Objective :: Make an exact copy of the lines, leaving the pictures out.

Rows from a dataset ::

★ ★ ★ ★ ★ ★ ★

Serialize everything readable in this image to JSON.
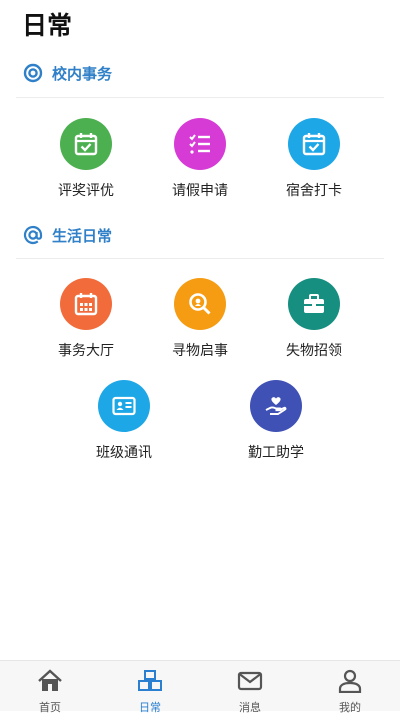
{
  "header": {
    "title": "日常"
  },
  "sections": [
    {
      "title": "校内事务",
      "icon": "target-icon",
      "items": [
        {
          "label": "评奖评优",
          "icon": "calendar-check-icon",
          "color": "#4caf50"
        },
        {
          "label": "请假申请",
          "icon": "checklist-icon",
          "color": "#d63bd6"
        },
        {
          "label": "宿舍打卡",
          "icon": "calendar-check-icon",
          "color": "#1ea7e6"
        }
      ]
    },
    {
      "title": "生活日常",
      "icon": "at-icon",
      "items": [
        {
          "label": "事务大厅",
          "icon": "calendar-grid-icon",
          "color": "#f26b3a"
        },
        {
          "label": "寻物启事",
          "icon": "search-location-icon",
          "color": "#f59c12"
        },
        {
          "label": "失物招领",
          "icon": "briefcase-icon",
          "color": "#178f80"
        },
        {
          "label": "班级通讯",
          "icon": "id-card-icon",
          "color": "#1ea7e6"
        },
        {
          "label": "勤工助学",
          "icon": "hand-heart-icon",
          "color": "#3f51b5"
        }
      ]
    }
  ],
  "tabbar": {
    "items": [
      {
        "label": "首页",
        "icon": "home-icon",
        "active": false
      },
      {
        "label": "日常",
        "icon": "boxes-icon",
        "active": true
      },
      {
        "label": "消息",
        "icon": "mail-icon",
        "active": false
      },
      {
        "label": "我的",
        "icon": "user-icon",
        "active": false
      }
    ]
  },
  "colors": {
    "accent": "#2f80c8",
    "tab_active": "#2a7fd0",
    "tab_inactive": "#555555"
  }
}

★ ★ ★ ★ ★ ★ ★

Correct answer ::
Serialize everything readable in this image to JSON.
{
  "header": {
    "title": "日常"
  },
  "sections": [
    {
      "title": "校内事务",
      "icon": "target-icon",
      "items": [
        {
          "label": "评奖评优",
          "icon": "calendar-check-icon",
          "color": "#4caf50"
        },
        {
          "label": "请假申请",
          "icon": "checklist-icon",
          "color": "#d63bd6"
        },
        {
          "label": "宿舍打卡",
          "icon": "calendar-check-icon",
          "color": "#1ea7e6"
        }
      ]
    },
    {
      "title": "生活日常",
      "icon": "at-icon",
      "items": [
        {
          "label": "事务大厅",
          "icon": "calendar-grid-icon",
          "color": "#f26b3a"
        },
        {
          "label": "寻物启事",
          "icon": "search-location-icon",
          "color": "#f59c12"
        },
        {
          "label": "失物招领",
          "icon": "briefcase-icon",
          "color": "#178f80"
        },
        {
          "label": "班级通讯",
          "icon": "id-card-icon",
          "color": "#1ea7e6"
        },
        {
          "label": "勤工助学",
          "icon": "hand-heart-icon",
          "color": "#3f51b5"
        }
      ]
    }
  ],
  "tabbar": {
    "items": [
      {
        "label": "首页",
        "icon": "home-icon",
        "active": false
      },
      {
        "label": "日常",
        "icon": "boxes-icon",
        "active": true
      },
      {
        "label": "消息",
        "icon": "mail-icon",
        "active": false
      },
      {
        "label": "我的",
        "icon": "user-icon",
        "active": false
      }
    ]
  },
  "colors": {
    "accent": "#2f80c8",
    "tab_active": "#2a7fd0",
    "tab_inactive": "#555555"
  }
}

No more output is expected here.